Exercise aim
Can you quote the records below in full, word for word?

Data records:
++++++++
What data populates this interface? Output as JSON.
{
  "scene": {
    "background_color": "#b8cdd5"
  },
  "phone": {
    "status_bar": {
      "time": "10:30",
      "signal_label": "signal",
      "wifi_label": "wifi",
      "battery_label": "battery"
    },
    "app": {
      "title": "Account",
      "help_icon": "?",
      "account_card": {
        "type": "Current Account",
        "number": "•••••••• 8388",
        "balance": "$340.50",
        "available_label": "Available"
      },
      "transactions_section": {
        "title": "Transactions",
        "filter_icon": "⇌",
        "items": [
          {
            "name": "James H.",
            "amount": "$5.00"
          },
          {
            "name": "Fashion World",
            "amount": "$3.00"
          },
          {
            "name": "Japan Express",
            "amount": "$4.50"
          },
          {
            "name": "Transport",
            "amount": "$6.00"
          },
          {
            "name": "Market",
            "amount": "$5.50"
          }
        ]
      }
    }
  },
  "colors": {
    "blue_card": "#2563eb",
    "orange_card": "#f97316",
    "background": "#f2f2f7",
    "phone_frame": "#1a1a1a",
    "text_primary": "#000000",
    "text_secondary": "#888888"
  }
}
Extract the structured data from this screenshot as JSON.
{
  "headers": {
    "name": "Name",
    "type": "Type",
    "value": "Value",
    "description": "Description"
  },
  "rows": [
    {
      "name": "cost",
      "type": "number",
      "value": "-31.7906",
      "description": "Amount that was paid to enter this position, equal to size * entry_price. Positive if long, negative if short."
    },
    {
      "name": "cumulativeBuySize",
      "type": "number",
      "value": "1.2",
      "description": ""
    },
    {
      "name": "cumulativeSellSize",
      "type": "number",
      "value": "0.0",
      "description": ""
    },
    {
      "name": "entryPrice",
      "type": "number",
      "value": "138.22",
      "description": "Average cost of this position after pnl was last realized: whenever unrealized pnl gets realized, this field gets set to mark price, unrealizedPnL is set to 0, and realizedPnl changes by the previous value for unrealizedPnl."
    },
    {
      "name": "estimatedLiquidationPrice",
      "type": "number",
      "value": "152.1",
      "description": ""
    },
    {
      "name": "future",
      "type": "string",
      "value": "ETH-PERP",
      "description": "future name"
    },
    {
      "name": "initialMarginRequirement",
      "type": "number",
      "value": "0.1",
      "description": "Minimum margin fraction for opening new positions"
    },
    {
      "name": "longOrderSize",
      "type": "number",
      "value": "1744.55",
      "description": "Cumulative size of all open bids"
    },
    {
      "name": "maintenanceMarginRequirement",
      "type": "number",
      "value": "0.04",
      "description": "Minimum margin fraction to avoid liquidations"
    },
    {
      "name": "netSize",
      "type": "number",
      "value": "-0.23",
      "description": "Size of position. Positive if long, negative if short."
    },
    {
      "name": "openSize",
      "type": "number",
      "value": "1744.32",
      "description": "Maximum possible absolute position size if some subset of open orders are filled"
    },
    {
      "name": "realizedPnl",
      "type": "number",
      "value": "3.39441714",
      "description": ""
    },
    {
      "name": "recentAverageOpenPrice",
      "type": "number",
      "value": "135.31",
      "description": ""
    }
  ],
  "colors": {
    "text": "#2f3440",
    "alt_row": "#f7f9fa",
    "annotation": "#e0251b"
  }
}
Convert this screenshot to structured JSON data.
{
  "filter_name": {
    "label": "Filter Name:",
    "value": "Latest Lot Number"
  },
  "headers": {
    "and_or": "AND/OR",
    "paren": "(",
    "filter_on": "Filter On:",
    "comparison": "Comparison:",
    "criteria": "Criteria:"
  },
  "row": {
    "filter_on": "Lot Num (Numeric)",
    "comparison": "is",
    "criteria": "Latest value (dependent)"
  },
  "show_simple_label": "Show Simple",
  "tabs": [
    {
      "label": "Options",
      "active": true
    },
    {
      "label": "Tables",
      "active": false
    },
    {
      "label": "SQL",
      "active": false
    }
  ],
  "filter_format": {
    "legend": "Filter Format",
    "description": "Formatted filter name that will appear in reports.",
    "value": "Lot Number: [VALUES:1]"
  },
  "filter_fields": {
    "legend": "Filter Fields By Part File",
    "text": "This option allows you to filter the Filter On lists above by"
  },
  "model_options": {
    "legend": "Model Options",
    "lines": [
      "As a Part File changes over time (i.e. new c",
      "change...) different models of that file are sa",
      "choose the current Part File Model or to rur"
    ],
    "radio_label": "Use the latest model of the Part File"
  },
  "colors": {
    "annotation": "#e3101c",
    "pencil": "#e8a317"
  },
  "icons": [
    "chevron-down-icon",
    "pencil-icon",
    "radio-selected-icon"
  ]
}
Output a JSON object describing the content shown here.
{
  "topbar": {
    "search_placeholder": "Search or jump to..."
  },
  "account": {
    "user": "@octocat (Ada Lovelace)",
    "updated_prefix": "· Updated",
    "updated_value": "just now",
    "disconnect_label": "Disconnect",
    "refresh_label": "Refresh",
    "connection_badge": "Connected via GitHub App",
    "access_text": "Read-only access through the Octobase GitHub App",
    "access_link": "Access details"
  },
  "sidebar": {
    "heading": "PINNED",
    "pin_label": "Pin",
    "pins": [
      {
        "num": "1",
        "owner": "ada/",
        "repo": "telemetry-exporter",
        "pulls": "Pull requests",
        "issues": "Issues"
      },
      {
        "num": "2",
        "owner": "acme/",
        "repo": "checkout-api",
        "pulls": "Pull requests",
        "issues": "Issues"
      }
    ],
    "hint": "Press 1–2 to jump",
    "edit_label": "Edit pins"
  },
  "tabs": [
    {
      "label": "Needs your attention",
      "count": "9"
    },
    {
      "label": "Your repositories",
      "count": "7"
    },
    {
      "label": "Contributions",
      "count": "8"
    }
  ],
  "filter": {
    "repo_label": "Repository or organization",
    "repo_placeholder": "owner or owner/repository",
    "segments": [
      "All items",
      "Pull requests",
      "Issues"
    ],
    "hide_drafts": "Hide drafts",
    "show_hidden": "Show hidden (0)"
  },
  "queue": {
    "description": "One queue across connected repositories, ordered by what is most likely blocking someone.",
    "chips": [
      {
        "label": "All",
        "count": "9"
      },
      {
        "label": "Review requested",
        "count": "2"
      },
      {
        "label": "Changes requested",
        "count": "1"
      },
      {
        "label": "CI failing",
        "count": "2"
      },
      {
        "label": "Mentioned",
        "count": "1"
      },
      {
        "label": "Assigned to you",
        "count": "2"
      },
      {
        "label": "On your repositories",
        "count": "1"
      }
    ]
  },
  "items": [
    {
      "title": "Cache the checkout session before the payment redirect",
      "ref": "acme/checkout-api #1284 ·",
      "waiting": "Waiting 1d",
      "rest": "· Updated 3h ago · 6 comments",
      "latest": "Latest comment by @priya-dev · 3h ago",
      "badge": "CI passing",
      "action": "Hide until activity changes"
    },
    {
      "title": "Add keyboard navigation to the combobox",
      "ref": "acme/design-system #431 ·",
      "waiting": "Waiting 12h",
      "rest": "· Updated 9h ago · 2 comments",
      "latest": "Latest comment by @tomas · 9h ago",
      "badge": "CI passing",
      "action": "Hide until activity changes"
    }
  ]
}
++++++++
Exercise solution
What data populates this interface? Output as JSON.
{
  "scene": {
    "background_color": "#b8cdd5"
  },
  "phone": {
    "status_bar": {
      "time": "10:30",
      "signal_label": "signal",
      "wifi_label": "wifi",
      "battery_label": "battery"
    },
    "app": {
      "title": "Account",
      "help_icon": "?",
      "account_card": {
        "type": "Current Account",
        "number": "•••••••• 8388",
        "balance": "$340.50",
        "available_label": "Available"
      },
      "transactions_section": {
        "title": "Transactions",
        "filter_icon": "⇌",
        "items": [
          {
            "name": "James H.",
            "amount": "$5.00"
          },
          {
            "name": "Fashion World",
            "amount": "$3.00"
          },
          {
            "name": "Japan Express",
            "amount": "$4.50"
          },
          {
            "name": "Transport",
            "amount": "$6.00"
          },
          {
            "name": "Market",
            "amount": "$5.50"
          }
        ]
      }
    }
  },
  "colors": {
    "blue_card": "#2563eb",
    "orange_card": "#f97316",
    "background": "#f2f2f7",
    "phone_frame": "#1a1a1a",
    "text_primary": "#000000",
    "text_secondary": "#888888"
  }
}
Extract the structured data from this screenshot as JSON.
{
  "headers": {
    "name": "Name",
    "type": "Type",
    "value": "Value",
    "description": "Description"
  },
  "rows": [
    {
      "name": "cost",
      "type": "number",
      "value": "-31.7906",
      "description": "Amount that was paid to enter this position, equal to size * entry_price. Positive if long, negative if short."
    },
    {
      "name": "cumulativeBuySize",
      "type": "number",
      "value": "1.2",
      "description": ""
    },
    {
      "name": "cumulativeSellSize",
      "type": "number",
      "value": "0.0",
      "description": ""
    },
    {
      "name": "entryPrice",
      "type": "number",
      "value": "138.22",
      "description": "Average cost of this position after pnl was last realized: whenever unrealized pnl gets realized, this field gets set to mark price, unrealizedPnL is set to 0, and realizedPnl changes by the previous value for unrealizedPnl."
    },
    {
      "name": "estimatedLiquidationPrice",
      "type": "number",
      "value": "152.1",
      "description": ""
    },
    {
      "name": "future",
      "type": "string",
      "value": "ETH-PERP",
      "description": "future name"
    },
    {
      "name": "initialMarginRequirement",
      "type": "number",
      "value": "0.1",
      "description": "Minimum margin fraction for opening new positions"
    },
    {
      "name": "longOrderSize",
      "type": "number",
      "value": "1744.55",
      "description": "Cumulative size of all open bids"
    },
    {
      "name": "maintenanceMarginRequirement",
      "type": "number",
      "value": "0.04",
      "description": "Minimum margin fraction to avoid liquidations"
    },
    {
      "name": "netSize",
      "type": "number",
      "value": "-0.23",
      "description": "Size of position. Positive if long, negative if short."
    },
    {
      "name": "openSize",
      "type": "number",
      "value": "1744.32",
      "description": "Maximum possible absolute position size if some subset of open orders are filled"
    },
    {
      "name": "realizedPnl",
      "type": "number",
      "value": "3.39441714",
      "description": ""
    },
    {
      "name": "recentAverageOpenPrice",
      "type": "number",
      "value": "135.31",
      "description": ""
    }
  ],
  "colors": {
    "text": "#2f3440",
    "alt_row": "#f7f9fa",
    "annotation": "#e0251b"
  }
}
Convert this screenshot to structured JSON data.
{
  "filter_name": {
    "label": "Filter Name:",
    "value": "Latest Lot Number"
  },
  "headers": {
    "and_or": "AND/OR",
    "paren": "(",
    "filter_on": "Filter On:",
    "comparison": "Comparison:",
    "criteria": "Criteria:"
  },
  "row": {
    "filter_on": "Lot Num (Numeric)",
    "comparison": "is",
    "criteria": "Latest value (dependent)"
  },
  "show_simple_label": "Show Simple",
  "tabs": [
    {
      "label": "Options",
      "active": true
    },
    {
      "label": "Tables",
      "active": false
    },
    {
      "label": "SQL",
      "active": false
    }
  ],
  "filter_format": {
    "legend": "Filter Format",
    "description": "Formatted filter name that will appear in reports.",
    "value": "Lot Number: [VALUES:1]"
  },
  "filter_fields": {
    "legend": "Filter Fields By Part File",
    "text": "This option allows you to filter the Filter On lists above by"
  },
  "model_options": {
    "legend": "Model Options",
    "lines": [
      "As a Part File changes over time (i.e. new c",
      "change...) different models of that file are sa",
      "choose the current Part File Model or to rur"
    ],
    "radio_label": "Use the latest model of the Part File"
  },
  "colors": {
    "annotation": "#e3101c",
    "pencil": "#e8a317"
  },
  "icons": [
    "chevron-down-icon",
    "pencil-icon",
    "radio-selected-icon"
  ]
}
Output a JSON object describing the content shown here.
{
  "topbar": {
    "search_placeholder": "Search or jump to..."
  },
  "account": {
    "user": "@octocat (Ada Lovelace)",
    "updated_prefix": "· Updated",
    "updated_value": "just now",
    "disconnect_label": "Disconnect",
    "refresh_label": "Refresh",
    "connection_badge": "Connected via GitHub App",
    "access_text": "Read-only access through the Octobase GitHub App",
    "access_link": "Access details"
  },
  "sidebar": {
    "heading": "PINNED",
    "pin_label": "Pin",
    "pins": [
      {
        "num": "1",
        "owner": "ada/",
        "repo": "telemetry-exporter",
        "pulls": "Pull requests",
        "issues": "Issues"
      },
      {
        "num": "2",
        "owner": "acme/",
        "repo": "checkout-api",
        "pulls": "Pull requests",
        "issues": "Issues"
      }
    ],
    "hint": "Press 1–2 to jump",
    "edit_label": "Edit pins"
  },
  "tabs": [
    {
      "label": "Needs your attention",
      "count": "9"
    },
    {
      "label": "Your repositories",
      "count": "7"
    },
    {
      "label": "Contributions",
      "count": "8"
    }
  ],
  "filter": {
    "repo_label": "Repository or organization",
    "repo_placeholder": "owner or owner/repository",
    "segments": [
      "All items",
      "Pull requests",
      "Issues"
    ],
    "hide_drafts": "Hide drafts",
    "show_hidden": "Show hidden (0)"
  },
  "queue": {
    "description": "One queue across connected repositories, ordered by what is most likely blocking someone.",
    "chips": [
      {
        "label": "All",
        "count": "9"
      },
      {
        "label": "Review requested",
        "count": "2"
      },
      {
        "label": "Changes requested",
        "count": "1"
      },
      {
        "label": "CI failing",
        "count": "2"
      },
      {
        "label": "Mentioned",
        "count": "1"
      },
      {
        "label": "Assigned to you",
        "count": "2"
      },
      {
        "label": "On your repositories",
        "count": "1"
      }
    ]
  },
  "items": [
    {
      "title": "Cache the checkout session before the payment redirect",
      "ref": "acme/checkout-api #1284 ·",
      "waiting": "Waiting 1d",
      "rest": "· Updated 3h ago · 6 comments",
      "latest": "Latest comment by @priya-dev · 3h ago",
      "badge": "CI passing",
      "action": "Hide until activity changes"
    },
    {
      "title": "Add keyboard navigation to the combobox",
      "ref": "acme/design-system #431 ·",
      "waiting": "Waiting 12h",
      "rest": "· Updated 9h ago · 2 comments",
      "latest": "Latest comment by @tomas · 9h ago",
      "badge": "CI passing",
      "action": "Hide until activity changes"
    }
  ]
}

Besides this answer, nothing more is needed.